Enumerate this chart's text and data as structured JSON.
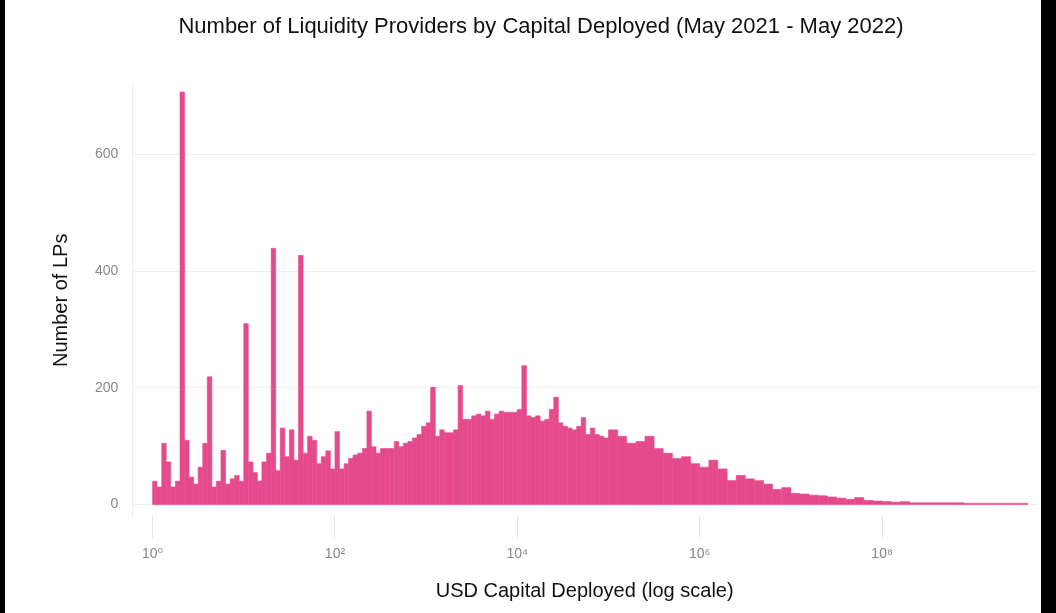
{
  "chart_data": {
    "type": "histogram",
    "title": "Number of Liquidity Providers by Capital Deployed (May 2021 - May 2022)",
    "xlabel": "USD Capital Deployed (log scale)",
    "ylabel": "Number of LPs",
    "color": "#e54a8c",
    "log": "x",
    "grid": "y",
    "xlim": [
      0.6,
      5000000000
    ],
    "xticks": [
      {
        "value": 1,
        "label": "10⁰"
      },
      {
        "value": 100,
        "label": "10²"
      },
      {
        "value": 10000,
        "label": "10⁴"
      },
      {
        "value": 1000000,
        "label": "10⁶"
      },
      {
        "value": 100000000,
        "label": "10⁸"
      }
    ],
    "ylim": [
      -20,
      720
    ],
    "yticks": [
      0,
      200,
      400,
      600
    ],
    "bins": [
      1,
      1.12,
      1.26,
      1.41,
      1.58,
      1.78,
      2,
      2.24,
      2.51,
      2.82,
      3.16,
      3.55,
      3.98,
      4.47,
      5.01,
      5.62,
      6.31,
      7.08,
      7.94,
      8.91,
      10,
      11.2,
      12.6,
      14.1,
      15.8,
      17.8,
      20,
      22.4,
      25.1,
      28.2,
      31.6,
      35.5,
      39.8,
      44.7,
      50.1,
      56.2,
      63.1,
      70.8,
      79.4,
      89.1,
      100,
      112,
      126,
      141,
      158,
      178,
      200,
      224,
      251,
      282,
      316,
      355,
      398,
      447,
      501,
      562,
      631,
      708,
      794,
      891,
      1000,
      1120,
      1260,
      1410,
      1580,
      1780,
      2000,
      2240,
      2510,
      2820,
      3160,
      3550,
      3980,
      4470,
      5010,
      5620,
      6310,
      7080,
      7940,
      8910,
      10000,
      11200,
      12600,
      14100,
      15800,
      17800,
      20000,
      22400,
      25100,
      28200,
      31600,
      35500,
      39800,
      44700,
      50100,
      56200,
      63100,
      70800,
      79400,
      89100,
      100000,
      126000,
      158000,
      200000,
      251000,
      316000,
      398000,
      501000,
      631000,
      794000,
      1000000,
      1260000,
      1580000,
      2000000,
      2510000,
      3160000,
      3980000,
      5010000,
      6310000,
      7940000,
      10000000,
      12600000,
      15800000,
      20000000,
      25100000,
      31600000,
      39800000,
      50100000,
      63100000,
      79400000,
      100000000,
      126000000,
      158000000,
      200000000,
      251000000,
      316000000,
      398000000,
      501000000,
      631000000,
      794000000,
      1000000000,
      1260000000,
      1580000000,
      2000000000,
      2510000000,
      3160000000,
      3980000000
    ],
    "values": [
      40,
      30,
      105,
      73,
      30,
      40,
      707,
      110,
      47,
      35,
      64,
      105,
      219,
      30,
      40,
      93,
      35,
      44,
      50,
      40,
      310,
      73,
      55,
      40,
      73,
      88,
      439,
      58,
      131,
      82,
      128,
      76,
      427,
      88,
      117,
      110,
      70,
      82,
      92,
      61,
      125,
      61,
      70,
      79,
      85,
      88,
      96,
      160,
      99,
      88,
      96,
      96,
      96,
      108,
      99,
      105,
      108,
      114,
      120,
      134,
      140,
      201,
      117,
      128,
      123,
      123,
      128,
      204,
      146,
      146,
      152,
      155,
      152,
      160,
      146,
      155,
      160,
      158,
      158,
      158,
      163,
      238,
      152,
      149,
      152,
      143,
      146,
      163,
      184,
      140,
      134,
      131,
      128,
      134,
      149,
      120,
      131,
      120,
      117,
      114,
      128,
      117,
      105,
      108,
      117,
      96,
      88,
      79,
      82,
      70,
      64,
      76,
      61,
      41,
      50,
      44,
      41,
      35,
      26,
      29,
      19,
      18,
      16,
      15,
      13,
      11,
      9,
      12,
      7,
      6,
      5,
      4,
      5,
      3,
      3,
      3,
      3,
      3,
      3,
      2,
      2,
      2,
      2,
      2,
      2,
      2
    ]
  }
}
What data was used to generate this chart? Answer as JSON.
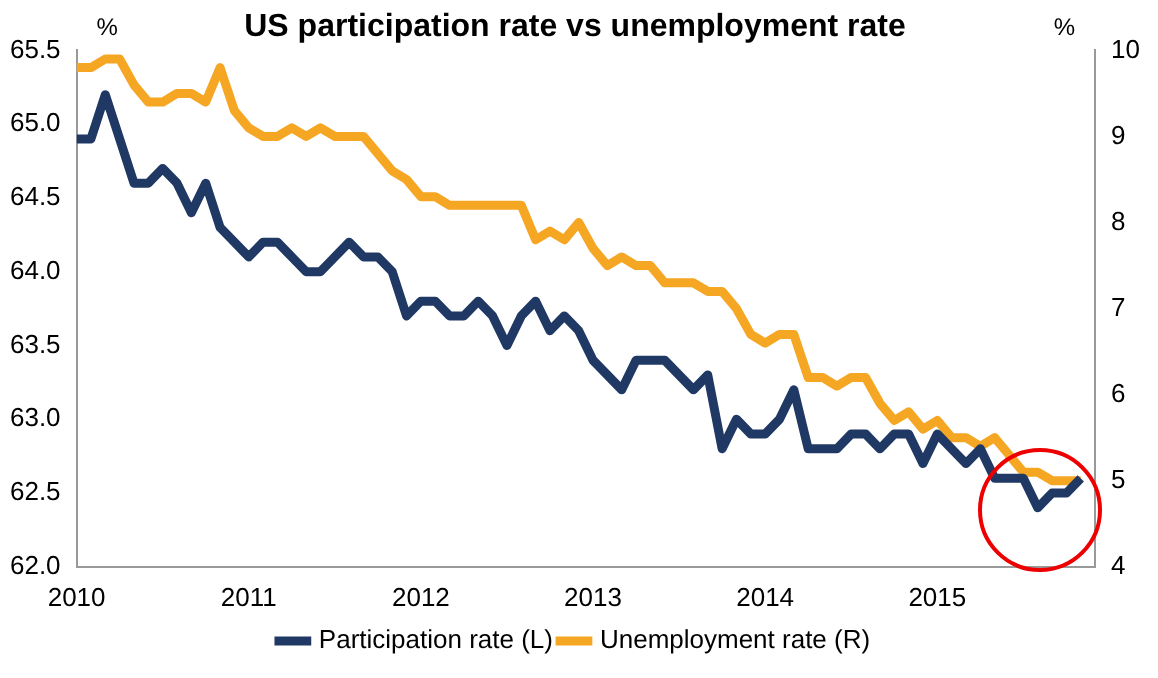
{
  "chart_data": {
    "type": "line",
    "title": "US participation rate vs unemployment rate",
    "ylabel": "%",
    "y2label": "%",
    "x": [
      "2010-01",
      "2010-02",
      "2010-03",
      "2010-04",
      "2010-05",
      "2010-06",
      "2010-07",
      "2010-08",
      "2010-09",
      "2010-10",
      "2010-11",
      "2010-12",
      "2011-01",
      "2011-02",
      "2011-03",
      "2011-04",
      "2011-05",
      "2011-06",
      "2011-07",
      "2011-08",
      "2011-09",
      "2011-10",
      "2011-11",
      "2011-12",
      "2012-01",
      "2012-02",
      "2012-03",
      "2012-04",
      "2012-05",
      "2012-06",
      "2012-07",
      "2012-08",
      "2012-09",
      "2012-10",
      "2012-11",
      "2012-12",
      "2013-01",
      "2013-02",
      "2013-03",
      "2013-04",
      "2013-05",
      "2013-06",
      "2013-07",
      "2013-08",
      "2013-09",
      "2013-10",
      "2013-11",
      "2013-12",
      "2014-01",
      "2014-02",
      "2014-03",
      "2014-04",
      "2014-05",
      "2014-06",
      "2014-07",
      "2014-08",
      "2014-09",
      "2014-10",
      "2014-11",
      "2014-12",
      "2015-01",
      "2015-02",
      "2015-03",
      "2015-04",
      "2015-05",
      "2015-06",
      "2015-07",
      "2015-08",
      "2015-09",
      "2015-10",
      "2015-11"
    ],
    "series": [
      {
        "name": "Participation rate (L)",
        "color": "#1f3864",
        "values": [
          64.9,
          64.9,
          65.2,
          64.9,
          64.6,
          64.6,
          64.7,
          64.6,
          64.4,
          64.6,
          64.3,
          64.2,
          64.1,
          64.2,
          64.2,
          64.1,
          64.0,
          64.0,
          64.1,
          64.2,
          64.1,
          64.1,
          64.0,
          63.7,
          63.8,
          63.8,
          63.7,
          63.7,
          63.8,
          63.7,
          63.5,
          63.7,
          63.8,
          63.6,
          63.7,
          63.6,
          63.4,
          63.3,
          63.2,
          63.4,
          63.4,
          63.4,
          63.3,
          63.2,
          63.3,
          62.8,
          63.0,
          62.9,
          62.9,
          63.0,
          63.2,
          62.8,
          62.8,
          62.8,
          62.9,
          62.9,
          62.8,
          62.9,
          62.9,
          62.7,
          62.9,
          62.8,
          62.7,
          62.8,
          62.6,
          62.6,
          62.6,
          62.4,
          62.5,
          62.5,
          62.6
        ]
      },
      {
        "name": "Unemployment rate (R)",
        "color": "#f5a623",
        "axis": "y2",
        "values": [
          9.8,
          9.8,
          9.9,
          9.9,
          9.6,
          9.4,
          9.4,
          9.5,
          9.5,
          9.4,
          9.8,
          9.3,
          9.1,
          9.0,
          9.0,
          9.1,
          9.0,
          9.1,
          9.0,
          9.0,
          9.0,
          8.8,
          8.6,
          8.5,
          8.3,
          8.3,
          8.2,
          8.2,
          8.2,
          8.2,
          8.2,
          8.2,
          7.8,
          7.9,
          7.8,
          8.0,
          7.7,
          7.5,
          7.6,
          7.5,
          7.5,
          7.3,
          7.3,
          7.3,
          7.2,
          7.2,
          7.0,
          6.7,
          6.6,
          6.7,
          6.7,
          6.2,
          6.2,
          6.1,
          6.2,
          6.2,
          5.9,
          5.7,
          5.8,
          5.6,
          5.7,
          5.5,
          5.5,
          5.4,
          5.5,
          5.3,
          5.1,
          5.1,
          5.0,
          5.0,
          5.0
        ]
      }
    ],
    "xlim": [
      "2010-01",
      "2015-12"
    ],
    "xticks": [
      "2010",
      "2011",
      "2012",
      "2013",
      "2014",
      "2015"
    ],
    "ylim": [
      62,
      65.5
    ],
    "yticks": [
      {
        "value": 62,
        "label": "62.0"
      },
      62.5,
      {
        "value": 63,
        "label": "63.0"
      },
      63.5,
      {
        "value": 64,
        "label": "64.0"
      },
      64.5,
      {
        "value": 65,
        "label": "65.0"
      },
      65.5
    ],
    "y2lim": [
      4,
      10
    ],
    "y2ticks": [
      4,
      5,
      6,
      7,
      8,
      9,
      10
    ],
    "legend": "bottom",
    "grid": false,
    "marker": "none",
    "line_style": "solid"
  }
}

◇ ◇ ◇ ◇

§ **EXERCISE OBJECTIVE**
Find and copy every line in the entries above where the string "Capital" occurs.

§ **OUTPUT FOR THIS EXERCISE**
    "title": "Number of Liquidity Providers by Capital Deployed (May 2021 - May 2022)",
    "xlabel": "USD Capital Deployed (log scale)",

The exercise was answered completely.